**Set task**
Omit every picture and return the rest of the data unaltered.

**Provided information**
— Start —

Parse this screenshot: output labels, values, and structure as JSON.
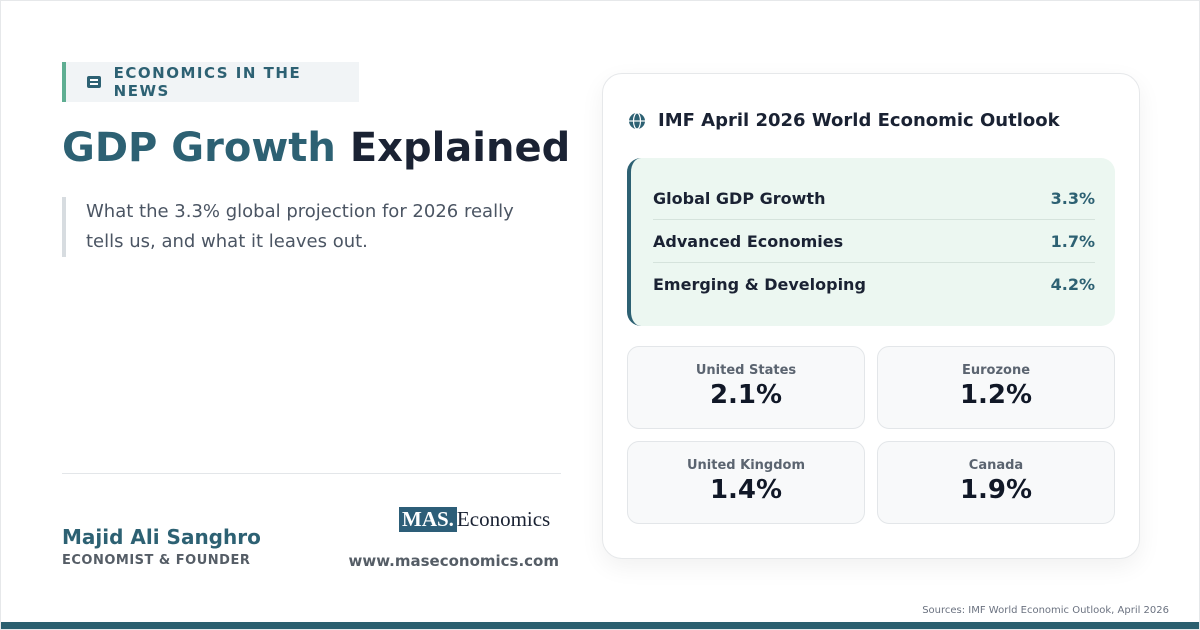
{
  "tag": "ECONOMICS IN THE NEWS",
  "header": {
    "title_highlight": "GDP Growth",
    "title_rest": "Explained",
    "subtitle": "What the 3.3% global projection for 2026 really tells us, and what it leaves out."
  },
  "author": {
    "name": "Majid Ali Sanghro",
    "role": "ECONOMIST & FOUNDER"
  },
  "brand": {
    "logo_mark": "MAS.",
    "logo_text": "Economics",
    "website": "www.maseconomics.com"
  },
  "card": {
    "title": "IMF April 2026 World Economic Outlook",
    "rows": [
      {
        "label": "Global GDP Growth",
        "value": "3.3%"
      },
      {
        "label": "Advanced Economies",
        "value": "1.7%"
      },
      {
        "label": "Emerging & Developing",
        "value": "4.2%"
      }
    ],
    "tiles": [
      {
        "label": "United States",
        "value": "2.1%"
      },
      {
        "label": "Eurozone",
        "value": "1.2%"
      },
      {
        "label": "United Kingdom",
        "value": "1.4%"
      },
      {
        "label": "Canada",
        "value": "1.9%"
      }
    ]
  },
  "footer": {
    "source": "Sources: IMF World Economic Outlook, April 2026"
  }
}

— End —

**Written response**
Parse this screenshot: output labels, values, and structure as JSON.
{
  "tag": "ECONOMICS IN THE NEWS",
  "header": {
    "title_highlight": "GDP Growth",
    "title_rest": "Explained",
    "subtitle": "What the 3.3% global projection for 2026 really tells us, and what it leaves out."
  },
  "author": {
    "name": "Majid Ali Sanghro",
    "role": "ECONOMIST & FOUNDER"
  },
  "brand": {
    "logo_mark": "MAS.",
    "logo_text": "Economics",
    "website": "www.maseconomics.com"
  },
  "card": {
    "title": "IMF April 2026 World Economic Outlook",
    "rows": [
      {
        "label": "Global GDP Growth",
        "value": "3.3%"
      },
      {
        "label": "Advanced Economies",
        "value": "1.7%"
      },
      {
        "label": "Emerging & Developing",
        "value": "4.2%"
      }
    ],
    "tiles": [
      {
        "label": "United States",
        "value": "2.1%"
      },
      {
        "label": "Eurozone",
        "value": "1.2%"
      },
      {
        "label": "United Kingdom",
        "value": "1.4%"
      },
      {
        "label": "Canada",
        "value": "1.9%"
      }
    ]
  },
  "footer": {
    "source": "Sources: IMF World Economic Outlook, April 2026"
  }
}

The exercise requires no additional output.